- Task instructions:
Check every line of the data below for the string "αὐτὸς", and copy the ones that hold it.

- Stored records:

==============================

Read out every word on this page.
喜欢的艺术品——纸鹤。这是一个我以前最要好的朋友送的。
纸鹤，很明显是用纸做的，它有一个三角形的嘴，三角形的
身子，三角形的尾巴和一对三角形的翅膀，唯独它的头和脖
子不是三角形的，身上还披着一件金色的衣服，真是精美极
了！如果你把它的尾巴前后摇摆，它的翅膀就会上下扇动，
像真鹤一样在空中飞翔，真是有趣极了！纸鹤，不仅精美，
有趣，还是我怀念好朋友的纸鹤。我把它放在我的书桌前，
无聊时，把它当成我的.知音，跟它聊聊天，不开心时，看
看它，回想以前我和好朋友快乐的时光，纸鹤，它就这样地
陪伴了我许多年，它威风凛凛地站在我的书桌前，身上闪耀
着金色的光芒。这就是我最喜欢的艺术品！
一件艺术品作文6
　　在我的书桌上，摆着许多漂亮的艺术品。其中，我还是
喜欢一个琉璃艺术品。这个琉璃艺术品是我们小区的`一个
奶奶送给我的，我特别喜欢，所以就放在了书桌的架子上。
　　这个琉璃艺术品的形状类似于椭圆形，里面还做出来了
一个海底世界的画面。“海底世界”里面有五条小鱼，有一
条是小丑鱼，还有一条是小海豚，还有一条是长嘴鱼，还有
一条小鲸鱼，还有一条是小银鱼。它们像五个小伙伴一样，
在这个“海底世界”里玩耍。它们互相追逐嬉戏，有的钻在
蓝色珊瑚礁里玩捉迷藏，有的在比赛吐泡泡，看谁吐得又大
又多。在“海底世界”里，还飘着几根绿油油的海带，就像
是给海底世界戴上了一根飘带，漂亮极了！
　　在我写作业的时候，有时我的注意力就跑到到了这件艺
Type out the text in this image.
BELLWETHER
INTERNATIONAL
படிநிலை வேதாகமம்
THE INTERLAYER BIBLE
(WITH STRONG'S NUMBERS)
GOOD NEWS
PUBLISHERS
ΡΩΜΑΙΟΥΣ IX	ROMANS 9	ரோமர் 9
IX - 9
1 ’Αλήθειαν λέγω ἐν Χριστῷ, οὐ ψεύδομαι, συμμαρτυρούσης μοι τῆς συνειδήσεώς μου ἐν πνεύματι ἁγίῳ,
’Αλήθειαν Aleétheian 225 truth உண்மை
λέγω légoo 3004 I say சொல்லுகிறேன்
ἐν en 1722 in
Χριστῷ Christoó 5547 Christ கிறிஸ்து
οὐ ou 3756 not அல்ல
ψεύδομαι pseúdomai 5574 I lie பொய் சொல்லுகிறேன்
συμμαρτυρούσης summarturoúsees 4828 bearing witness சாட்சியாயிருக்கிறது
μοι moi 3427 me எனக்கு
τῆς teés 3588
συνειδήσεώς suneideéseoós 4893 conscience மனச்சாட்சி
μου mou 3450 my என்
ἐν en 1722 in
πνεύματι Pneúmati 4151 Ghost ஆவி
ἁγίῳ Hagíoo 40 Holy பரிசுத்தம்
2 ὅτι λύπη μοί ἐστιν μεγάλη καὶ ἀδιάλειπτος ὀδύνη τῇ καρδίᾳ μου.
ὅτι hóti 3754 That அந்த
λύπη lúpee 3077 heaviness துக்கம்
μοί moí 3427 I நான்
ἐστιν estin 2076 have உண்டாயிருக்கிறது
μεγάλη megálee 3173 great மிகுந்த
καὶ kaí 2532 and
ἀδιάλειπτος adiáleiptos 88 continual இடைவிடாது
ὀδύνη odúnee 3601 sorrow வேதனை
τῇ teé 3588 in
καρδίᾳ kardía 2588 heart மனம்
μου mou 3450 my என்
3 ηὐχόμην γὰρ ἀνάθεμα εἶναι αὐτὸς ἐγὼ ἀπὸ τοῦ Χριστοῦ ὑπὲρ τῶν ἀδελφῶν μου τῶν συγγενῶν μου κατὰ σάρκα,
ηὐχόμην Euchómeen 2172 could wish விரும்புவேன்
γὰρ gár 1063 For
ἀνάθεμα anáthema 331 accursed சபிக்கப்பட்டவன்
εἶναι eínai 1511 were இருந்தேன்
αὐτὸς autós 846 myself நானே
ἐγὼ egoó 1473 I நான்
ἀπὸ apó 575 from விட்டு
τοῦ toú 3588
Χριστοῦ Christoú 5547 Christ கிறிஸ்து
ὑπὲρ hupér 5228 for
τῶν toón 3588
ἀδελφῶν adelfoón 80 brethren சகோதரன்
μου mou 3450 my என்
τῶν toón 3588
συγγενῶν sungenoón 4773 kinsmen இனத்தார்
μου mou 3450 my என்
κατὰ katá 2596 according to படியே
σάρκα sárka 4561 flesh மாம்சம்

==============================

- Exercise solution:
3 ηὐχόμην γὰρ ἀνάθεμα εἶναι αὐτὸς ἐγὼ ἀπὸ τοῦ Χριστοῦ ὑπὲρ τῶν ἀδελφῶν μου τῶν συγγενῶν μου κατὰ σάρκα,
αὐτὸς autós 846 myself நானே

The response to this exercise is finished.